(Element-and-box listings)
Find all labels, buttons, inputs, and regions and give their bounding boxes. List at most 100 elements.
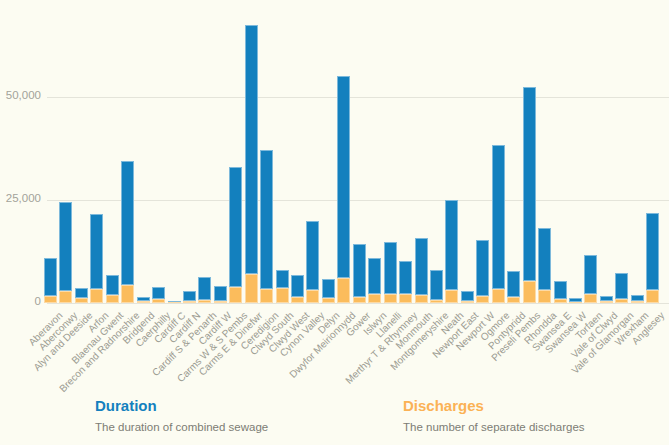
bar-swansea-w[interactable] bbox=[569, 298, 582, 303]
bar-islwyn[interactable] bbox=[368, 258, 381, 303]
bar-segment-discharges[interactable] bbox=[569, 302, 582, 303]
bar-segment-duration[interactable] bbox=[368, 258, 381, 294]
bar-segment-duration[interactable] bbox=[415, 238, 428, 296]
bar-segment-duration[interactable] bbox=[399, 261, 412, 293]
legend-title-discharges[interactable]: Discharges bbox=[403, 396, 669, 416]
bar-segment-duration[interactable] bbox=[554, 281, 567, 299]
bar-bridgend[interactable] bbox=[137, 297, 150, 303]
bar-segment-discharges[interactable] bbox=[337, 278, 350, 303]
bar-segment-duration[interactable] bbox=[44, 258, 57, 297]
bar-carms-w-s-pembs[interactable] bbox=[229, 167, 242, 303]
bar-brecon-and-radnorshire[interactable] bbox=[121, 161, 134, 303]
bar-segment-discharges[interactable] bbox=[584, 294, 597, 303]
bar-segment-duration[interactable] bbox=[445, 200, 458, 290]
bar-segment-discharges[interactable] bbox=[615, 299, 628, 303]
bar-segment-discharges[interactable] bbox=[260, 289, 273, 303]
bar-segment-duration[interactable] bbox=[523, 87, 536, 282]
bar-segment-duration[interactable] bbox=[538, 228, 551, 290]
bar-segment-discharges[interactable] bbox=[198, 300, 211, 303]
bar-segment-discharges[interactable] bbox=[554, 299, 567, 303]
bar-newport-east[interactable] bbox=[461, 291, 474, 303]
bar-alyn-and-deeside[interactable] bbox=[75, 288, 88, 303]
bar-segment-discharges[interactable] bbox=[430, 300, 443, 303]
bar-carms-e-dinefwr[interactable] bbox=[245, 25, 258, 303]
bar-merthyr-t-rhymney[interactable] bbox=[399, 261, 412, 303]
bar-segment-duration[interactable] bbox=[106, 275, 119, 295]
bar-segment-discharges[interactable] bbox=[90, 289, 103, 303]
bar-segment-discharges[interactable] bbox=[276, 288, 289, 303]
bar-cardiff-c[interactable] bbox=[168, 301, 181, 303]
bar-preseli-pembs[interactable] bbox=[523, 87, 536, 303]
bar-segment-duration[interactable] bbox=[229, 167, 242, 286]
legend-title-duration[interactable]: Duration bbox=[95, 396, 385, 416]
bar-segment-duration[interactable] bbox=[306, 221, 319, 290]
bar-segment-discharges[interactable] bbox=[75, 298, 88, 303]
bar-segment-discharges[interactable] bbox=[631, 301, 644, 303]
bar-segment-duration[interactable] bbox=[245, 25, 258, 274]
bar-segment-discharges[interactable] bbox=[523, 281, 536, 303]
bar-segment-discharges[interactable] bbox=[59, 291, 72, 303]
bar-segment-duration[interactable] bbox=[337, 76, 350, 278]
bar-segment-discharges[interactable] bbox=[291, 297, 304, 303]
bar-arfon[interactable] bbox=[90, 214, 103, 303]
bar-segment-duration[interactable] bbox=[75, 288, 88, 298]
bar-segment-discharges[interactable] bbox=[152, 299, 165, 303]
bar-segment-duration[interactable] bbox=[276, 270, 289, 288]
bar-segment-duration[interactable] bbox=[384, 242, 397, 293]
bar-segment-duration[interactable] bbox=[183, 291, 196, 302]
bar-monmouth[interactable] bbox=[415, 238, 428, 303]
bar-gower[interactable] bbox=[353, 244, 366, 303]
bar-segment-discharges[interactable] bbox=[121, 285, 134, 303]
bar-newport-w[interactable] bbox=[476, 240, 489, 303]
bar-cardiff-s-penarth[interactable] bbox=[198, 277, 211, 303]
bar-segment-duration[interactable] bbox=[353, 244, 366, 298]
bar-delyn[interactable] bbox=[322, 279, 335, 303]
bar-segment-duration[interactable] bbox=[615, 273, 628, 299]
bar-anglesey[interactable] bbox=[646, 213, 659, 303]
bar-segment-duration[interactable] bbox=[152, 287, 165, 299]
bar-segment-discharges[interactable] bbox=[44, 296, 57, 303]
bar-segment-discharges[interactable] bbox=[183, 301, 196, 303]
bar-segment-discharges[interactable] bbox=[214, 301, 227, 303]
bar-llanelli[interactable] bbox=[384, 242, 397, 303]
bar-caerphilly[interactable] bbox=[152, 287, 165, 303]
bar-segment-discharges[interactable] bbox=[538, 290, 551, 303]
bar-segment-duration[interactable] bbox=[121, 161, 134, 285]
bar-segment-discharges[interactable] bbox=[461, 301, 474, 303]
bar-segment-discharges[interactable] bbox=[646, 290, 659, 303]
bar-clwyd-west[interactable] bbox=[291, 275, 304, 303]
bar-cardiff-w[interactable] bbox=[214, 286, 227, 303]
legend-item-discharges[interactable]: Discharges The number of separate discha… bbox=[403, 396, 669, 435]
bar-segment-discharges[interactable] bbox=[476, 296, 489, 303]
legend-item-duration[interactable]: Duration The duration of combined sewage bbox=[95, 396, 385, 435]
bar-segment-discharges[interactable] bbox=[368, 294, 381, 303]
bar-segment-discharges[interactable] bbox=[245, 274, 258, 303]
bar-segment-duration[interactable] bbox=[198, 277, 211, 300]
bar-segment-duration[interactable] bbox=[461, 291, 474, 301]
bar-segment-discharges[interactable] bbox=[415, 295, 428, 303]
bar-segment-discharges[interactable] bbox=[168, 302, 181, 303]
bar-blaenau-gwent[interactable] bbox=[106, 275, 119, 303]
bar-segment-duration[interactable] bbox=[59, 202, 72, 291]
bar-cynon-valley[interactable] bbox=[306, 221, 319, 303]
bar-segment-discharges[interactable] bbox=[229, 287, 242, 303]
bar-rhondda[interactable] bbox=[538, 228, 551, 303]
bar-segment-discharges[interactable] bbox=[399, 294, 412, 303]
bar-segment-discharges[interactable] bbox=[353, 297, 366, 303]
bar-segment-duration[interactable] bbox=[584, 255, 597, 294]
bar-segment-discharges[interactable] bbox=[106, 295, 119, 303]
bar-segment-duration[interactable] bbox=[646, 213, 659, 290]
bar-clwyd-south[interactable] bbox=[276, 270, 289, 303]
bar-segment-discharges[interactable] bbox=[137, 301, 150, 303]
bar-segment-duration[interactable] bbox=[430, 270, 443, 299]
bar-segment-duration[interactable] bbox=[90, 214, 103, 289]
bar-vale-of-glamorgan[interactable] bbox=[615, 273, 628, 303]
bar-ceredigion[interactable] bbox=[260, 150, 273, 303]
bar-cardiff-n[interactable] bbox=[183, 291, 196, 303]
bar-torfaen[interactable] bbox=[584, 255, 597, 303]
bar-montgomeryshire[interactable] bbox=[430, 270, 443, 303]
bar-segment-duration[interactable] bbox=[260, 150, 273, 288]
bar-segment-discharges[interactable] bbox=[445, 290, 458, 303]
bar-segment-discharges[interactable] bbox=[306, 290, 319, 303]
bar-aberavon[interactable] bbox=[44, 258, 57, 303]
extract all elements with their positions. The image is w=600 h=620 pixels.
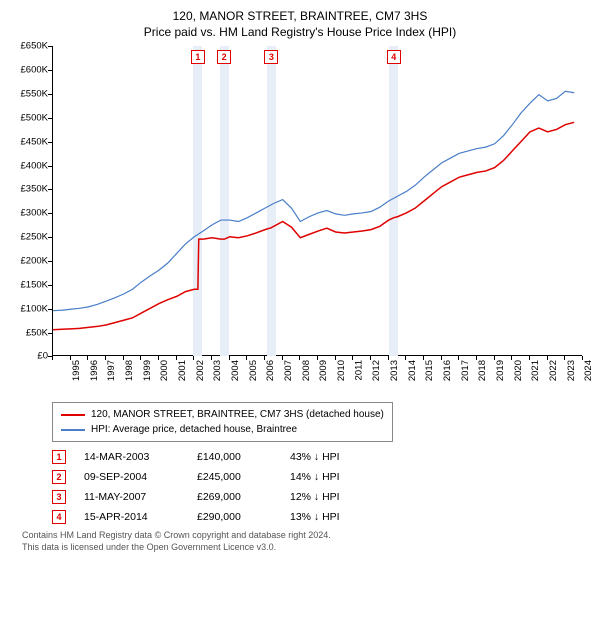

EXERCISE => Can you give the whole listing again with "bar-segment-discharges" swapped for "bar-segment-overflows" and everything else unchanged? Leave the pictures out.

EXERCISE SOLUTION =>
Find all labels, buttons, inputs, and regions and give their bounding boxes. List at most 100 elements.
bar-swansea-w[interactable] bbox=[569, 298, 582, 303]
bar-islwyn[interactable] bbox=[368, 258, 381, 303]
bar-segment-overflows[interactable] bbox=[569, 302, 582, 303]
bar-segment-duration[interactable] bbox=[368, 258, 381, 294]
bar-segment-duration[interactable] bbox=[415, 238, 428, 296]
bar-segment-duration[interactable] bbox=[399, 261, 412, 293]
legend-title-discharges[interactable]: Discharges bbox=[403, 396, 669, 416]
bar-segment-duration[interactable] bbox=[554, 281, 567, 299]
bar-bridgend[interactable] bbox=[137, 297, 150, 303]
bar-segment-overflows[interactable] bbox=[337, 278, 350, 303]
bar-segment-duration[interactable] bbox=[44, 258, 57, 297]
bar-carms-w-s-pembs[interactable] bbox=[229, 167, 242, 303]
bar-brecon-and-radnorshire[interactable] bbox=[121, 161, 134, 303]
bar-segment-overflows[interactable] bbox=[584, 294, 597, 303]
bar-segment-duration[interactable] bbox=[445, 200, 458, 290]
bar-segment-overflows[interactable] bbox=[615, 299, 628, 303]
bar-segment-overflows[interactable] bbox=[260, 289, 273, 303]
bar-segment-duration[interactable] bbox=[523, 87, 536, 282]
bar-segment-duration[interactable] bbox=[538, 228, 551, 290]
bar-segment-overflows[interactable] bbox=[198, 300, 211, 303]
bar-segment-overflows[interactable] bbox=[554, 299, 567, 303]
bar-newport-east[interactable] bbox=[461, 291, 474, 303]
bar-alyn-and-deeside[interactable] bbox=[75, 288, 88, 303]
bar-segment-overflows[interactable] bbox=[430, 300, 443, 303]
bar-carms-e-dinefwr[interactable] bbox=[245, 25, 258, 303]
bar-merthyr-t-rhymney[interactable] bbox=[399, 261, 412, 303]
bar-segment-duration[interactable] bbox=[106, 275, 119, 295]
bar-segment-overflows[interactable] bbox=[90, 289, 103, 303]
bar-segment-overflows[interactable] bbox=[276, 288, 289, 303]
bar-cardiff-c[interactable] bbox=[168, 301, 181, 303]
bar-preseli-pembs[interactable] bbox=[523, 87, 536, 303]
bar-segment-duration[interactable] bbox=[229, 167, 242, 286]
legend-title-duration[interactable]: Duration bbox=[95, 396, 385, 416]
bar-segment-duration[interactable] bbox=[306, 221, 319, 290]
bar-segment-overflows[interactable] bbox=[75, 298, 88, 303]
bar-segment-overflows[interactable] bbox=[631, 301, 644, 303]
bar-segment-duration[interactable] bbox=[245, 25, 258, 274]
bar-segment-overflows[interactable] bbox=[523, 281, 536, 303]
bar-segment-overflows[interactable] bbox=[59, 291, 72, 303]
bar-segment-duration[interactable] bbox=[337, 76, 350, 278]
bar-segment-overflows[interactable] bbox=[291, 297, 304, 303]
bar-arfon[interactable] bbox=[90, 214, 103, 303]
bar-segment-duration[interactable] bbox=[75, 288, 88, 298]
bar-segment-overflows[interactable] bbox=[152, 299, 165, 303]
bar-segment-duration[interactable] bbox=[276, 270, 289, 288]
bar-segment-duration[interactable] bbox=[384, 242, 397, 293]
bar-segment-duration[interactable] bbox=[183, 291, 196, 302]
bar-monmouth[interactable] bbox=[415, 238, 428, 303]
bar-gower[interactable] bbox=[353, 244, 366, 303]
bar-segment-overflows[interactable] bbox=[121, 285, 134, 303]
bar-newport-w[interactable] bbox=[476, 240, 489, 303]
bar-cardiff-s-penarth[interactable] bbox=[198, 277, 211, 303]
bar-segment-duration[interactable] bbox=[353, 244, 366, 298]
bar-delyn[interactable] bbox=[322, 279, 335, 303]
bar-segment-duration[interactable] bbox=[615, 273, 628, 299]
bar-anglesey[interactable] bbox=[646, 213, 659, 303]
bar-segment-duration[interactable] bbox=[152, 287, 165, 299]
bar-segment-overflows[interactable] bbox=[44, 296, 57, 303]
bar-segment-overflows[interactable] bbox=[183, 301, 196, 303]
bar-segment-overflows[interactable] bbox=[214, 301, 227, 303]
bar-llanelli[interactable] bbox=[384, 242, 397, 303]
bar-caerphilly[interactable] bbox=[152, 287, 165, 303]
bar-segment-overflows[interactable] bbox=[538, 290, 551, 303]
bar-segment-duration[interactable] bbox=[121, 161, 134, 285]
bar-segment-overflows[interactable] bbox=[461, 301, 474, 303]
bar-segment-overflows[interactable] bbox=[646, 290, 659, 303]
bar-clwyd-west[interactable] bbox=[291, 275, 304, 303]
bar-cardiff-w[interactable] bbox=[214, 286, 227, 303]
legend-item-discharges[interactable]: Discharges The number of separate discha… bbox=[403, 396, 669, 435]
bar-segment-overflows[interactable] bbox=[476, 296, 489, 303]
legend-item-duration[interactable]: Duration The duration of combined sewage bbox=[95, 396, 385, 435]
bar-segment-overflows[interactable] bbox=[368, 294, 381, 303]
bar-segment-overflows[interactable] bbox=[245, 274, 258, 303]
bar-segment-duration[interactable] bbox=[198, 277, 211, 300]
bar-segment-duration[interactable] bbox=[461, 291, 474, 301]
bar-segment-overflows[interactable] bbox=[415, 295, 428, 303]
bar-segment-overflows[interactable] bbox=[168, 302, 181, 303]
bar-blaenau-gwent[interactable] bbox=[106, 275, 119, 303]
bar-segment-duration[interactable] bbox=[59, 202, 72, 291]
bar-cynon-valley[interactable] bbox=[306, 221, 319, 303]
bar-segment-overflows[interactable] bbox=[229, 287, 242, 303]
bar-rhondda[interactable] bbox=[538, 228, 551, 303]
bar-segment-overflows[interactable] bbox=[399, 294, 412, 303]
bar-segment-overflows[interactable] bbox=[353, 297, 366, 303]
bar-segment-duration[interactable] bbox=[584, 255, 597, 294]
bar-segment-overflows[interactable] bbox=[106, 295, 119, 303]
bar-segment-duration[interactable] bbox=[646, 213, 659, 290]
bar-clwyd-south[interactable] bbox=[276, 270, 289, 303]
bar-segment-overflows[interactable] bbox=[137, 301, 150, 303]
bar-segment-duration[interactable] bbox=[430, 270, 443, 299]
bar-segment-duration[interactable] bbox=[90, 214, 103, 289]
bar-vale-of-glamorgan[interactable] bbox=[615, 273, 628, 303]
bar-ceredigion[interactable] bbox=[260, 150, 273, 303]
bar-cardiff-n[interactable] bbox=[183, 291, 196, 303]
bar-torfaen[interactable] bbox=[584, 255, 597, 303]
bar-montgomeryshire[interactable] bbox=[430, 270, 443, 303]
bar-segment-duration[interactable] bbox=[260, 150, 273, 288]
bar-segment-overflows[interactable] bbox=[445, 290, 458, 303]
bar-segment-overflows[interactable] bbox=[306, 290, 319, 303]
bar-aberavon[interactable] bbox=[44, 258, 57, 303]
extract all elements with their positions. The image is w=600 h=620 pixels.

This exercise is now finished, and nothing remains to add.